Copy out the lines that have "memory" in them.

Data records:
■ ■ ■
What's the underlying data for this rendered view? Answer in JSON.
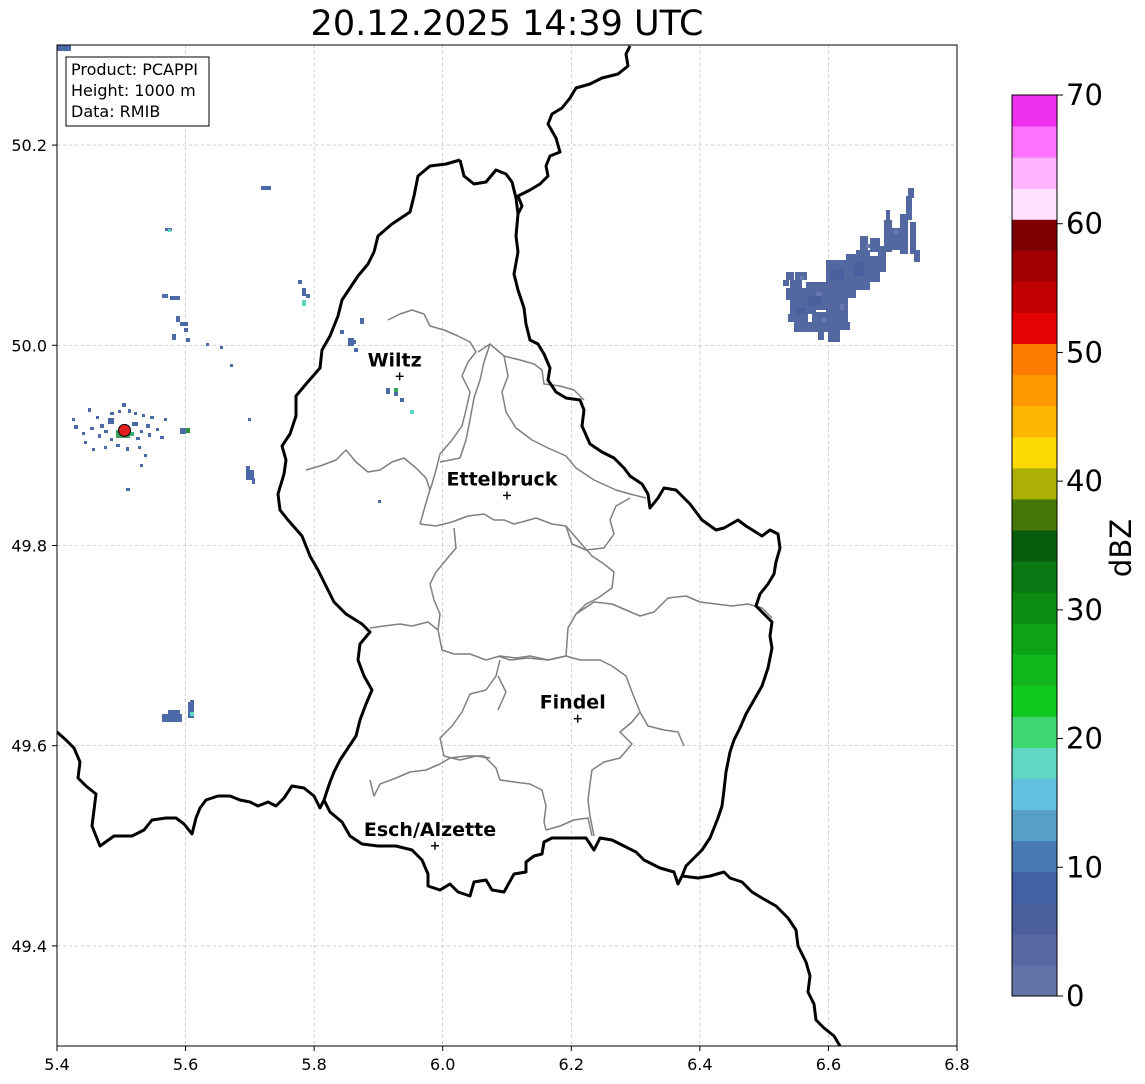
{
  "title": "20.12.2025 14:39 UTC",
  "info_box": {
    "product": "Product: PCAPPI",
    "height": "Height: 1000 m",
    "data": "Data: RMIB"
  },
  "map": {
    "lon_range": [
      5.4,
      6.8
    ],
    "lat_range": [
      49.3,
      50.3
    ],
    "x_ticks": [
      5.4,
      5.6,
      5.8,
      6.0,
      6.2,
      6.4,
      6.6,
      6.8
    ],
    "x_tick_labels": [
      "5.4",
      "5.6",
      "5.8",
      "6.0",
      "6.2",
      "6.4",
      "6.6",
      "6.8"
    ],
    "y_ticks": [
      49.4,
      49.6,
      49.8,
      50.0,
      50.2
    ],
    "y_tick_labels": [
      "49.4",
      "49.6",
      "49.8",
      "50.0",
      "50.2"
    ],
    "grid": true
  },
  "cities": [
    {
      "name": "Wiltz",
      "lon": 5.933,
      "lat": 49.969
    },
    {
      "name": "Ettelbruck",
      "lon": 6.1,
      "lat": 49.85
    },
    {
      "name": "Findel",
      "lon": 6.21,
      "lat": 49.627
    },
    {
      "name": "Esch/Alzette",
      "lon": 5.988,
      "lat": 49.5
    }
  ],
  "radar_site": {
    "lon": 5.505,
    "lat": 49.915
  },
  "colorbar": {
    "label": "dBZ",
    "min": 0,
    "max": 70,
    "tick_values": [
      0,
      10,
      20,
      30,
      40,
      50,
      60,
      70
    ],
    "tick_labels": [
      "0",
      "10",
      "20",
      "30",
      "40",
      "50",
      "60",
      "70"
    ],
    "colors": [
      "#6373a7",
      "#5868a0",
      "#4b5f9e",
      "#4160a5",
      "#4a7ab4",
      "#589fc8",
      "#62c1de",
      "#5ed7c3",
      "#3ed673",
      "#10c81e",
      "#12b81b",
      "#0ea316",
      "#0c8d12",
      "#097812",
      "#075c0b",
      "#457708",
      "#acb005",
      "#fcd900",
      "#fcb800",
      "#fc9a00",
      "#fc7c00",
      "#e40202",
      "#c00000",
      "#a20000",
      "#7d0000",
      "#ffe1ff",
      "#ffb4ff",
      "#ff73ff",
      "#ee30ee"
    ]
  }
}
■ ■ ■
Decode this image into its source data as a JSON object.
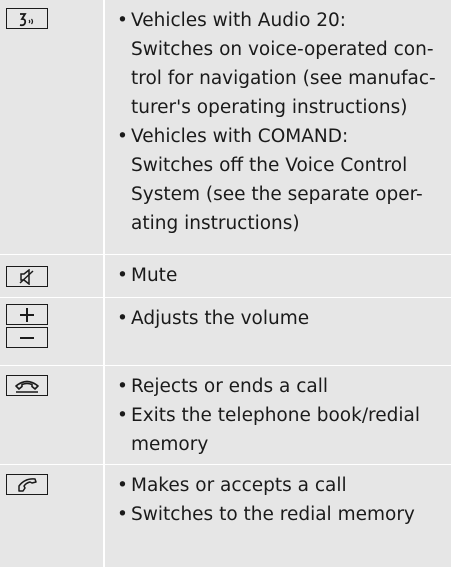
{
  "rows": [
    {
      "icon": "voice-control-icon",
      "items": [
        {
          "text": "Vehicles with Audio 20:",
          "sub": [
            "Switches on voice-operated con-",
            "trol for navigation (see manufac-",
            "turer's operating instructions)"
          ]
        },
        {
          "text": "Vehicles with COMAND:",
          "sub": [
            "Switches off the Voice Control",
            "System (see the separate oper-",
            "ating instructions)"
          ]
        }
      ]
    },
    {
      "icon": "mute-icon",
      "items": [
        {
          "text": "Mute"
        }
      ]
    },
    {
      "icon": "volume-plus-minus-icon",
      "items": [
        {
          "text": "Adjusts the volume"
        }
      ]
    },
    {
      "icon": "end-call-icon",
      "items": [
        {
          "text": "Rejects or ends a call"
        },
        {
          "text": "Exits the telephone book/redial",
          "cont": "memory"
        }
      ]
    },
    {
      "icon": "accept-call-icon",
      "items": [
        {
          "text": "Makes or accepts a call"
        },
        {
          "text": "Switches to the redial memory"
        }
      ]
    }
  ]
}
■ ■ ■
→ Response to this task:
          "cont": "memory"
          "text": "Switches to the redial memory"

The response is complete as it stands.